# Instructions to follow
Make an exact copy of each entry, leaving out every picture.

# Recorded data
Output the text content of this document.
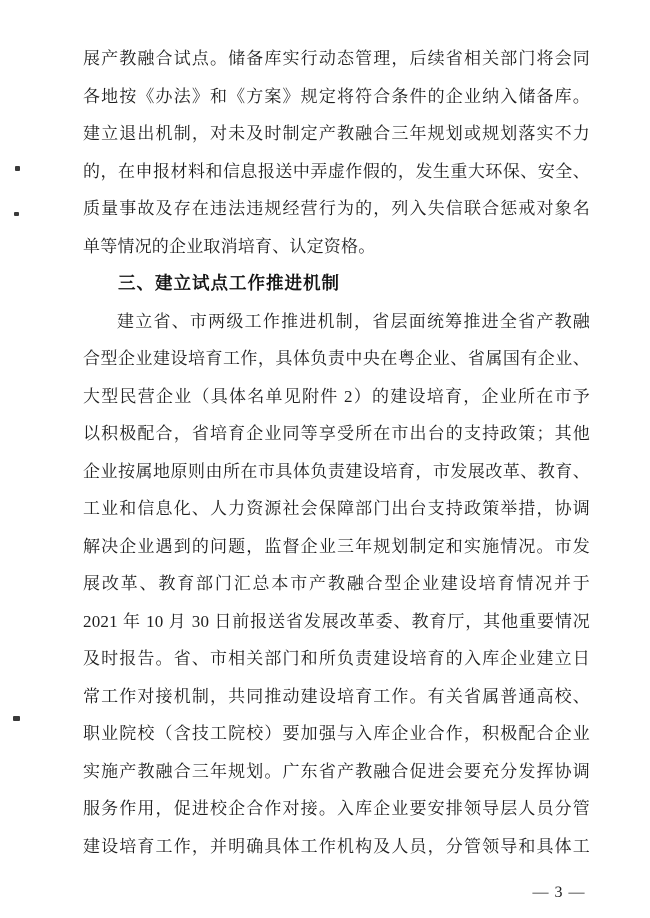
展产教融合试点。储备库实行动态管理，后续省相关部门将会同
各地按《办法》和《方案》规定将符合条件的企业纳入储备库。
建立退出机制，对未及时制定产教融合三年规划或规划落实不力
的，在申报材料和信息报送中弄虚作假的，发生重大环保、安全、
质量事故及存在违法违规经营行为的，列入失信联合惩戒对象名
单等情况的企业取消培育、认定资格。
三、建立试点工作推进机制
建立省、市两级工作推进机制，省层面统筹推进全省产教融
合型企业建设培育工作，具体负责中央在粤企业、省属国有企业、
大型民营企业（具体名单见附件 2）的建设培育，企业所在市予
以积极配合，省培育企业同等享受所在市出台的支持政策；其他
企业按属地原则由所在市具体负责建设培育，市发展改革、教育、
工业和信息化、人力资源社会保障部门出台支持政策举措，协调
解决企业遇到的问题，监督企业三年规划制定和实施情况。市发
展改革、教育部门汇总本市产教融合型企业建设培育情况并于
2021 年 10 月 30 日前报送省发展改革委、教育厅，其他重要情况
及时报告。省、市相关部门和所负责建设培育的入库企业建立日
常工作对接机制，共同推动建设培育工作。有关省属普通高校、
职业院校（含技工院校）要加强与入库企业合作，积极配合企业
实施产教融合三年规划。广东省产教融合促进会要充分发挥协调
服务作用，促进校企合作对接。入库企业要安排领导层人员分管
建设培育工作，并明确具体工作机构及人员，分管领导和具体工
— 3 —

# Output
Output the text content of this document.
展产教融合试点。储备库实行动态管理，后续省相关部门将会同
各地按《办法》和《方案》规定将符合条件的企业纳入储备库。
建立退出机制，对未及时制定产教融合三年规划或规划落实不力
的，在申报材料和信息报送中弄虚作假的，发生重大环保、安全、
质量事故及存在违法违规经营行为的，列入失信联合惩戒对象名
单等情况的企业取消培育、认定资格。
三、建立试点工作推进机制
建立省、市两级工作推进机制，省层面统筹推进全省产教融
合型企业建设培育工作，具体负责中央在粤企业、省属国有企业、
大型民营企业（具体名单见附件 2）的建设培育，企业所在市予
以积极配合，省培育企业同等享受所在市出台的支持政策；其他
企业按属地原则由所在市具体负责建设培育，市发展改革、教育、
工业和信息化、人力资源社会保障部门出台支持政策举措，协调
解决企业遇到的问题，监督企业三年规划制定和实施情况。市发
展改革、教育部门汇总本市产教融合型企业建设培育情况并于
2021 年 10 月 30 日前报送省发展改革委、教育厅，其他重要情况
及时报告。省、市相关部门和所负责建设培育的入库企业建立日
常工作对接机制，共同推动建设培育工作。有关省属普通高校、
职业院校（含技工院校）要加强与入库企业合作，积极配合企业
实施产教融合三年规划。广东省产教融合促进会要充分发挥协调
服务作用，促进校企合作对接。入库企业要安排领导层人员分管
建设培育工作，并明确具体工作机构及人员，分管领导和具体工
— 3 —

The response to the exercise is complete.